— Short problem —
Return all lines in the material below that contain "семья".

— Data listing —

---

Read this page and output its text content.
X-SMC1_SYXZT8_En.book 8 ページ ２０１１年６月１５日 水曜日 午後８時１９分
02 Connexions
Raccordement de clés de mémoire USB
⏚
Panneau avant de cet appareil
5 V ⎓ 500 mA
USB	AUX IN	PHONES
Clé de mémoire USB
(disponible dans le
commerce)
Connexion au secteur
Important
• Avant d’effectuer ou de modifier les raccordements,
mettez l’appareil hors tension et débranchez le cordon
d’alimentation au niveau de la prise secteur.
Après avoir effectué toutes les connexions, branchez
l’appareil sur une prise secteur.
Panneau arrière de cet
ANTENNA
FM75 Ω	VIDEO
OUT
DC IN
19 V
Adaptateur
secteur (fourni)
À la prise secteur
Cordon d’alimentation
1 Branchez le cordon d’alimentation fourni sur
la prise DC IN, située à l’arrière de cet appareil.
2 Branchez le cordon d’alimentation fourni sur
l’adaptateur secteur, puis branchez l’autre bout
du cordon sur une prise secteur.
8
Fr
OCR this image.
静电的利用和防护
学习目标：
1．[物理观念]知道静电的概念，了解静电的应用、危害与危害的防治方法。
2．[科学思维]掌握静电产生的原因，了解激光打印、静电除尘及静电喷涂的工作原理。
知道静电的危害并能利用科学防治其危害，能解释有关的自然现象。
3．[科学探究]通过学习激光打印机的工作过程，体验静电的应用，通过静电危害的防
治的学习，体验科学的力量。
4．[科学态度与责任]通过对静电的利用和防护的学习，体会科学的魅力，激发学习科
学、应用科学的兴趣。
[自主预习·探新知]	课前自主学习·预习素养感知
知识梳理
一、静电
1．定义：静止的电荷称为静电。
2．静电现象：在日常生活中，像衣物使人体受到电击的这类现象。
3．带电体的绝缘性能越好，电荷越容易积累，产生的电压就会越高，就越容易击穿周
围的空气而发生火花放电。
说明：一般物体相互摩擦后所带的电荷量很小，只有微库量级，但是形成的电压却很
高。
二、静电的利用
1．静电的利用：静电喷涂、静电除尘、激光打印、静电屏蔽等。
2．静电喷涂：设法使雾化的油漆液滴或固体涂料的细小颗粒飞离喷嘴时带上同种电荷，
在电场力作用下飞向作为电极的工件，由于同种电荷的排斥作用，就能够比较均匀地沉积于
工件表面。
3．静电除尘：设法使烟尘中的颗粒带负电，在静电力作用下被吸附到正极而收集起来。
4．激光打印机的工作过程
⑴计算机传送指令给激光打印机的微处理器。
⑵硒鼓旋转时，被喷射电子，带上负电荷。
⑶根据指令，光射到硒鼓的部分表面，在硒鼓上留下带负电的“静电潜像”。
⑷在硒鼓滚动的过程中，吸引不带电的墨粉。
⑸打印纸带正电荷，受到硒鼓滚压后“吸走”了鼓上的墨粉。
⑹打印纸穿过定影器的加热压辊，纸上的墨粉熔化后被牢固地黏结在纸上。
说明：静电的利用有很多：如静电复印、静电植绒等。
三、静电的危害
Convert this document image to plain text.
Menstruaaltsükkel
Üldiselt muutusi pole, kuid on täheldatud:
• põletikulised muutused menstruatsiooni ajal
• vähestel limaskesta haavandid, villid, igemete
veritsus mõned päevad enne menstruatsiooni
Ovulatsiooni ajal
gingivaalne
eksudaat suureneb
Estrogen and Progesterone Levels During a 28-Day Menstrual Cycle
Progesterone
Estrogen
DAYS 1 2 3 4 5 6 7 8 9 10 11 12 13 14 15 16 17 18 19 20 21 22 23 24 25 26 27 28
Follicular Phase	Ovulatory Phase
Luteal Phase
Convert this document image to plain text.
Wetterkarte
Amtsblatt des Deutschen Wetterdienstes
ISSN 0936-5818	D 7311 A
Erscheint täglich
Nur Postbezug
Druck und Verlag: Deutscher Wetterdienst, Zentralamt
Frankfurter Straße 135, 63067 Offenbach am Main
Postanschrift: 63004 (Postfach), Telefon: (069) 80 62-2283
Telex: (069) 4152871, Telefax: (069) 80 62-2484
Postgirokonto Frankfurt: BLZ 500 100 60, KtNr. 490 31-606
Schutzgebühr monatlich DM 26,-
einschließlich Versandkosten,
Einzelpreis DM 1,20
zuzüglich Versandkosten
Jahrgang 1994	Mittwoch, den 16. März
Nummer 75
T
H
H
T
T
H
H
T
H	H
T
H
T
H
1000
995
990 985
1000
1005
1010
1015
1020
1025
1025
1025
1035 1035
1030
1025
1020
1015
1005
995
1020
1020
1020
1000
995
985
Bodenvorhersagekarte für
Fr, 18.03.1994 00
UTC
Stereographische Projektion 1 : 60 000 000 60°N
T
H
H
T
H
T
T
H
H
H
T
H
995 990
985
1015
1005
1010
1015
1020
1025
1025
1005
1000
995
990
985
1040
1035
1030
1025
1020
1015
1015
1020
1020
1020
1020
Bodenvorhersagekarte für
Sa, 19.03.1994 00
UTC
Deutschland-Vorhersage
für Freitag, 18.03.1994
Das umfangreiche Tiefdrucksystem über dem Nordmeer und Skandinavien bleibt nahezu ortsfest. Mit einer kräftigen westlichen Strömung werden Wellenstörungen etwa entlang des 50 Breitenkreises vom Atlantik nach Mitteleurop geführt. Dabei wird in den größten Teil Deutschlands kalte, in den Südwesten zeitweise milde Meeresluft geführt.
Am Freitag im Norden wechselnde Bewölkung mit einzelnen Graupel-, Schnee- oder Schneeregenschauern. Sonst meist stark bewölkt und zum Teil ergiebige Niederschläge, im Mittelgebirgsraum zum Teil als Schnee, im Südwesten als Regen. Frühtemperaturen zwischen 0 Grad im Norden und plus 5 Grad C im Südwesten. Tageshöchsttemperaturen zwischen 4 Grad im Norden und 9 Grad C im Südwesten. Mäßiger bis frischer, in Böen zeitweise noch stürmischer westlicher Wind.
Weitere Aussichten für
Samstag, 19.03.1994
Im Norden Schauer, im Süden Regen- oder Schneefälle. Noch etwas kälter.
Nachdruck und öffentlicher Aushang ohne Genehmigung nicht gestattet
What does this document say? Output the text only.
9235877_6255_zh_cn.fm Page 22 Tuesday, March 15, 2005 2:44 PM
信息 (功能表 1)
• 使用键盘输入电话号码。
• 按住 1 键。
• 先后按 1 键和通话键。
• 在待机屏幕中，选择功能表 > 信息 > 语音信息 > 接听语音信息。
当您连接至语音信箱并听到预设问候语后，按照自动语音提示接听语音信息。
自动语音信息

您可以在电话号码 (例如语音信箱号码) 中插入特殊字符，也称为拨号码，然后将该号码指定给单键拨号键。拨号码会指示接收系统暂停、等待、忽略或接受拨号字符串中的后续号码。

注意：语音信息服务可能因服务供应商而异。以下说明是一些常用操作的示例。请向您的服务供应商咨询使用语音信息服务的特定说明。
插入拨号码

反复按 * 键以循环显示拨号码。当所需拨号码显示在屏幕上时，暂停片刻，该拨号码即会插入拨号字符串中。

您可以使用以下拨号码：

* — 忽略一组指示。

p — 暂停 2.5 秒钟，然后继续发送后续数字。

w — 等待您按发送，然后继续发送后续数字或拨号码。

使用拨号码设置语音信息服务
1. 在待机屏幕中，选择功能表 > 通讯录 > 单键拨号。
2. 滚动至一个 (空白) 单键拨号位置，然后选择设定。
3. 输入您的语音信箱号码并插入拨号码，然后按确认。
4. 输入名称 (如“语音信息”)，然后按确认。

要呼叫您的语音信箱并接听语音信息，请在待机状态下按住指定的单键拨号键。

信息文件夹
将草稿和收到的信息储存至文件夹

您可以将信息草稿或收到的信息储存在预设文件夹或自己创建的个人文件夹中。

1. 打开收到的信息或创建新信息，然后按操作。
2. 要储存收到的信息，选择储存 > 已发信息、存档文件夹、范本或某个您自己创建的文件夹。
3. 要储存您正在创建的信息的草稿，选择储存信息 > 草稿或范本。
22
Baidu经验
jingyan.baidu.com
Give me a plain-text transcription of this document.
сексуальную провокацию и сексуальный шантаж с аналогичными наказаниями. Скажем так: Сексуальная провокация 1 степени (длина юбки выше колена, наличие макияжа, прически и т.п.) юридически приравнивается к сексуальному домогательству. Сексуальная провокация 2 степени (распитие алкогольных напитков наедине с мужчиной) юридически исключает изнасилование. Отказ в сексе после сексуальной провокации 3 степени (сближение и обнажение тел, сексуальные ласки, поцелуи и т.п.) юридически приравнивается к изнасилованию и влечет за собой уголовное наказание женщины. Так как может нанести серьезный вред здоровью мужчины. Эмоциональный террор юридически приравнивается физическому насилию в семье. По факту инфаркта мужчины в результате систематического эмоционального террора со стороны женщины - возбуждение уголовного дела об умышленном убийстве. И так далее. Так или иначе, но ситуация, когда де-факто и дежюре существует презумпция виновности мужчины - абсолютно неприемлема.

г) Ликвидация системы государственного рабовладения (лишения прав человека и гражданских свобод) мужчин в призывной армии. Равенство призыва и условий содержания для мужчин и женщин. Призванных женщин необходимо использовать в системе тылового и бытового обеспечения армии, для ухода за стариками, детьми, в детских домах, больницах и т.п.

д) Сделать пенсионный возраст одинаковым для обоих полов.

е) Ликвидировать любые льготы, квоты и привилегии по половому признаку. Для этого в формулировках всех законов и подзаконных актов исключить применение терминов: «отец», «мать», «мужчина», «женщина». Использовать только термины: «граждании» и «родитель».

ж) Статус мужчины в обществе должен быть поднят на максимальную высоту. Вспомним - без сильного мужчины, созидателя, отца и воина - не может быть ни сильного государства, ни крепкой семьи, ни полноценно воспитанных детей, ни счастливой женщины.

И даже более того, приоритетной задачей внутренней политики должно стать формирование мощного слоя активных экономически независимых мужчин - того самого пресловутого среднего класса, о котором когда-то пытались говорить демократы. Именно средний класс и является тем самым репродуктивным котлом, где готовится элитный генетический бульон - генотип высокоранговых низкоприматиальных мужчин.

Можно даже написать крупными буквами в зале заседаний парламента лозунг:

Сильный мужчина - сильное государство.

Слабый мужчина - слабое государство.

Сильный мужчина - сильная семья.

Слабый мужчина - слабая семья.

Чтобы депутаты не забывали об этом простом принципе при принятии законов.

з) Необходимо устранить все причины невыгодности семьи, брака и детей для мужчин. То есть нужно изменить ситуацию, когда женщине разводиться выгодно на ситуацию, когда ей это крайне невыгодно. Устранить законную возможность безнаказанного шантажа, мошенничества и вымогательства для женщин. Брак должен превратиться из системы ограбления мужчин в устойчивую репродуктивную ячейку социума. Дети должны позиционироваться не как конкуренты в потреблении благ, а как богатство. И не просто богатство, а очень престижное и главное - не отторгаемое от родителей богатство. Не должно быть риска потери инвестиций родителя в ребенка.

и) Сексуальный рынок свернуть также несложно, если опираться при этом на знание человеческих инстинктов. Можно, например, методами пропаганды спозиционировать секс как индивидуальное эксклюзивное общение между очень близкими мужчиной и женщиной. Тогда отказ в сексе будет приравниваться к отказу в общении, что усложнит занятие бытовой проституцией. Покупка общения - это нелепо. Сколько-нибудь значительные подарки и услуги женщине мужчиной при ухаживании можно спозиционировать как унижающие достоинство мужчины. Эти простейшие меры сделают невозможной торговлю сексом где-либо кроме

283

---

— Response —
Сильный мужчина - сильная семья.
Слабый мужчина - слабая семья.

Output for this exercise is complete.